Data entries

•••

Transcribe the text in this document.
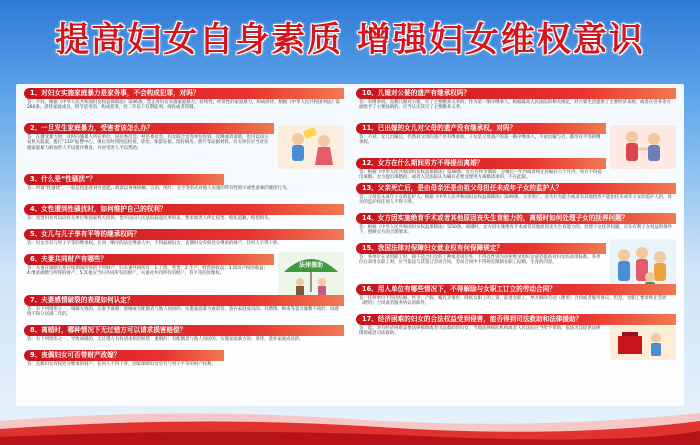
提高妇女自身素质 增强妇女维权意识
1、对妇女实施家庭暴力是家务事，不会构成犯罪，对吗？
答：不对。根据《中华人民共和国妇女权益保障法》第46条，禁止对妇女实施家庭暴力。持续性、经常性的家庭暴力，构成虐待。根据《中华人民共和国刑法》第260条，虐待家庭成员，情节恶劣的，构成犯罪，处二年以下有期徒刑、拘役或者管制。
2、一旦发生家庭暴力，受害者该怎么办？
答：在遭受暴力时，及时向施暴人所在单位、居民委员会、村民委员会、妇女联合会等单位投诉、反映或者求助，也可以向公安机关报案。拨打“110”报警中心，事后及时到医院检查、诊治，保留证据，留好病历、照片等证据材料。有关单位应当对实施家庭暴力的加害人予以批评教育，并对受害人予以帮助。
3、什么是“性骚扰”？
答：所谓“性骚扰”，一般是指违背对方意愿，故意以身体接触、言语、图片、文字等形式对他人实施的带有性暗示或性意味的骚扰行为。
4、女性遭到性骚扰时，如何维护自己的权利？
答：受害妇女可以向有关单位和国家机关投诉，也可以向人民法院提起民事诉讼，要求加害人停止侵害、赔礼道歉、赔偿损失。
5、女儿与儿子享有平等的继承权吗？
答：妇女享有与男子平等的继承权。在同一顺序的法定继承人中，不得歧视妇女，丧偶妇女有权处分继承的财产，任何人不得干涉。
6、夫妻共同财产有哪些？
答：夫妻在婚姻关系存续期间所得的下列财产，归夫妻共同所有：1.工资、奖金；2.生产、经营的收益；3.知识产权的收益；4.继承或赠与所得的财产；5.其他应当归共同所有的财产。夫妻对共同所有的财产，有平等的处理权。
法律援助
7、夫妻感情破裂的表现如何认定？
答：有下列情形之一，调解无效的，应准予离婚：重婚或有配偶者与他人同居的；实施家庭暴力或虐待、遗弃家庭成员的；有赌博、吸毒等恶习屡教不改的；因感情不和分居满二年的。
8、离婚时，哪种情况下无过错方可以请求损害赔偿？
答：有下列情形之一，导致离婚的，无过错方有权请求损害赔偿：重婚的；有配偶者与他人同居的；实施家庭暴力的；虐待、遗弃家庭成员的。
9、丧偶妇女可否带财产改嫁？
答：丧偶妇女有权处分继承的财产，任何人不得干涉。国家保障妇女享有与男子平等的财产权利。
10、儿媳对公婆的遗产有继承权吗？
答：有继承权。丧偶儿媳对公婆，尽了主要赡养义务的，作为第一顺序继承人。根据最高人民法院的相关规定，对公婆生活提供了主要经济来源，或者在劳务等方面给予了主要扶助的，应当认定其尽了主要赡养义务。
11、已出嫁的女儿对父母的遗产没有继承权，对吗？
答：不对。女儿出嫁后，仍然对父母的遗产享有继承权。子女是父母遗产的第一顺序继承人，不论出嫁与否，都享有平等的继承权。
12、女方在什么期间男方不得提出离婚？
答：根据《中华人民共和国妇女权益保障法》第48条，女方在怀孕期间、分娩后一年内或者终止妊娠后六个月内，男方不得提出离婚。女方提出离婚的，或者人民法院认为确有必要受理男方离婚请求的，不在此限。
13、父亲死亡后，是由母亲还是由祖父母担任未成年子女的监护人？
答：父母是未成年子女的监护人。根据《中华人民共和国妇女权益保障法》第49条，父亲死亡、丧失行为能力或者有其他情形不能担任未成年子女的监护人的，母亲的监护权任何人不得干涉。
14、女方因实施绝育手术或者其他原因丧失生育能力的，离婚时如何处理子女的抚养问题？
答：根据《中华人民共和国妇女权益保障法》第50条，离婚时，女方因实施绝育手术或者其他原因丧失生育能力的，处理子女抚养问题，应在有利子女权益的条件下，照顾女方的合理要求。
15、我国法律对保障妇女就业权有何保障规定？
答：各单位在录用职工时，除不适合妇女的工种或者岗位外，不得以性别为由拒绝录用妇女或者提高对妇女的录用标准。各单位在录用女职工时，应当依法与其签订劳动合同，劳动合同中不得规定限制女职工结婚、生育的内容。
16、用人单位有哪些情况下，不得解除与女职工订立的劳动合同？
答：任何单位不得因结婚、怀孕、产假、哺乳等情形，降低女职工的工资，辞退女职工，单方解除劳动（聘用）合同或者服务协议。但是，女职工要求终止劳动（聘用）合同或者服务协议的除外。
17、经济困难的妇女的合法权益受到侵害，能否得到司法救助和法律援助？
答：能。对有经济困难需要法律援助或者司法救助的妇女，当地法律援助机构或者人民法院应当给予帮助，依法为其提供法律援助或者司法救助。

•••

**Task statement:** Copy out every line from the data above that has "丧偶妇女有权处分继承的财产" in it.

**Result of the task:**
答：妇女享有与男子平等的继承权。在同一顺序的法定继承人中，不得歧视妇女，丧偶妇女有权处分继承的财产，任何人不得干涉。
答：丧偶妇女有权处分继承的财产，任何人不得干涉。国家保障妇女享有与男子平等的财产权利。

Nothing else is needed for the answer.